━━ GIVEN ENTRIES ━━
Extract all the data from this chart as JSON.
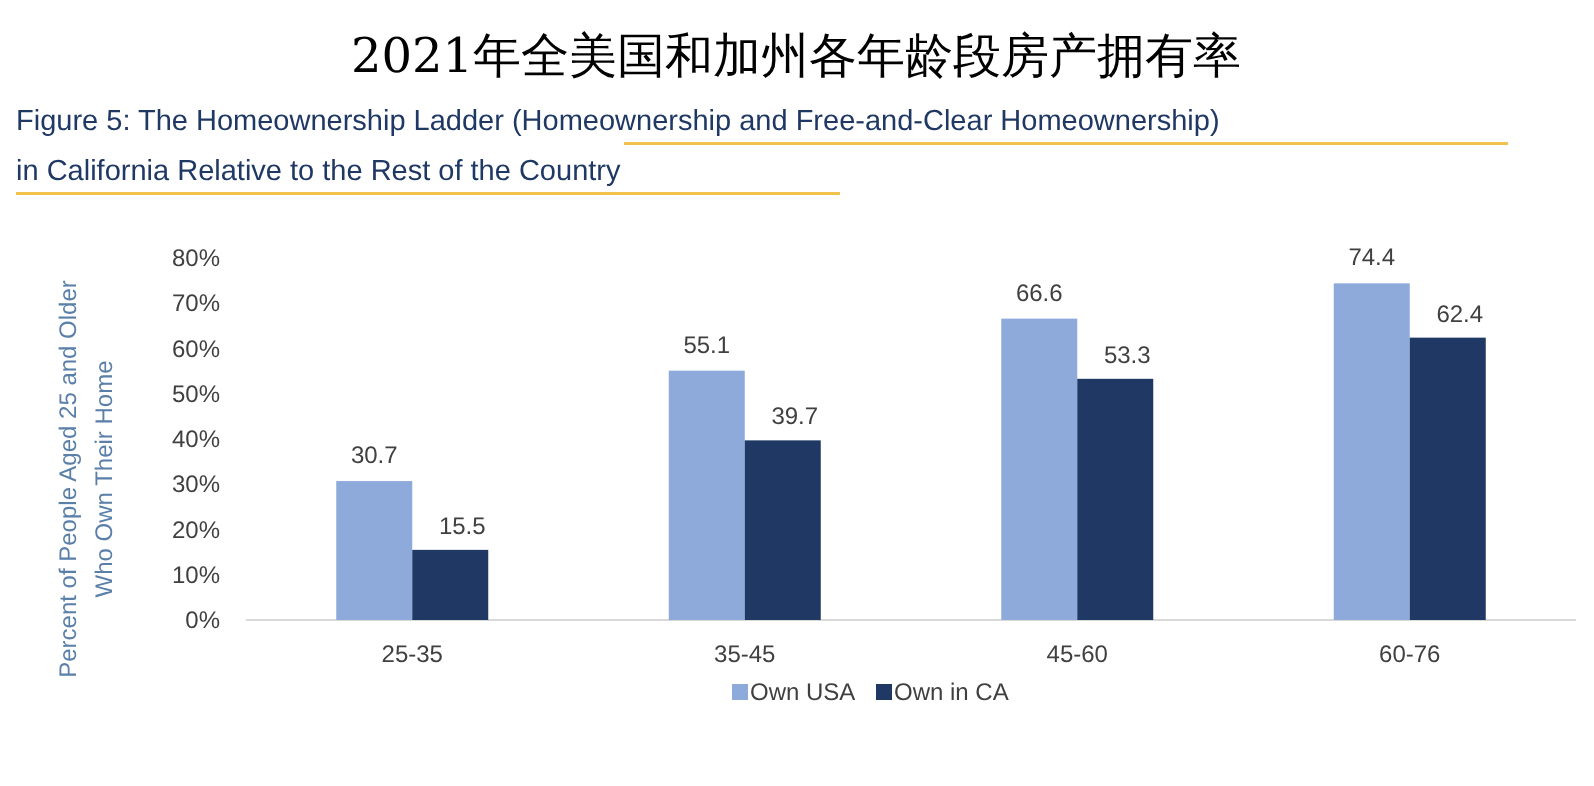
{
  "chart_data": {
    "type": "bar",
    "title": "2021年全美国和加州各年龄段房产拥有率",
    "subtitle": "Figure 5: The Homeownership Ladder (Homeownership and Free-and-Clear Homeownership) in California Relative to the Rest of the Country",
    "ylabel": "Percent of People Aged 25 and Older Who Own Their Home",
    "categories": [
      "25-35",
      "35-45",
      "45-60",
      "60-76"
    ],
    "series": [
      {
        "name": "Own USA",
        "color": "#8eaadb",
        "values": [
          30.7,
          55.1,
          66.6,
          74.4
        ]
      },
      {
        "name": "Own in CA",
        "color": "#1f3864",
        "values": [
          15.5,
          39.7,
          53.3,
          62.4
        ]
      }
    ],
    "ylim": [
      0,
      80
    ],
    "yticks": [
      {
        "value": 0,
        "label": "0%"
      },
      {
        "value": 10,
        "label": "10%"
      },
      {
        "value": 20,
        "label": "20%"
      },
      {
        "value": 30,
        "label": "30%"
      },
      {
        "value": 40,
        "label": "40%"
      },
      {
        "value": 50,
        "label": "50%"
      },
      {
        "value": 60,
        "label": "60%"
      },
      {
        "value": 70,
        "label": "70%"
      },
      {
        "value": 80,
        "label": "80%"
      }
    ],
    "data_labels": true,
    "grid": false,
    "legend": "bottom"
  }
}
━━━
#### [WHAT TO DO]
Omit the pictures and give the material again, exactly and in full.

#### [EXERCISE RESULT]
Extract all the data from this chart as JSON.
{
  "chart_data": {
    "type": "bar",
    "title": "2021年全美国和加州各年龄段房产拥有率",
    "subtitle": "Figure 5: The Homeownership Ladder (Homeownership and Free-and-Clear Homeownership) in California Relative to the Rest of the Country",
    "ylabel": "Percent of People Aged 25 and Older Who Own Their Home",
    "categories": [
      "25-35",
      "35-45",
      "45-60",
      "60-76"
    ],
    "series": [
      {
        "name": "Own USA",
        "color": "#8eaadb",
        "values": [
          30.7,
          55.1,
          66.6,
          74.4
        ]
      },
      {
        "name": "Own in CA",
        "color": "#1f3864",
        "values": [
          15.5,
          39.7,
          53.3,
          62.4
        ]
      }
    ],
    "ylim": [
      0,
      80
    ],
    "yticks": [
      {
        "value": 0,
        "label": "0%"
      },
      {
        "value": 10,
        "label": "10%"
      },
      {
        "value": 20,
        "label": "20%"
      },
      {
        "value": 30,
        "label": "30%"
      },
      {
        "value": 40,
        "label": "40%"
      },
      {
        "value": 50,
        "label": "50%"
      },
      {
        "value": 60,
        "label": "60%"
      },
      {
        "value": 70,
        "label": "70%"
      },
      {
        "value": 80,
        "label": "80%"
      }
    ],
    "data_labels": true,
    "grid": false,
    "legend": "bottom"
  }
}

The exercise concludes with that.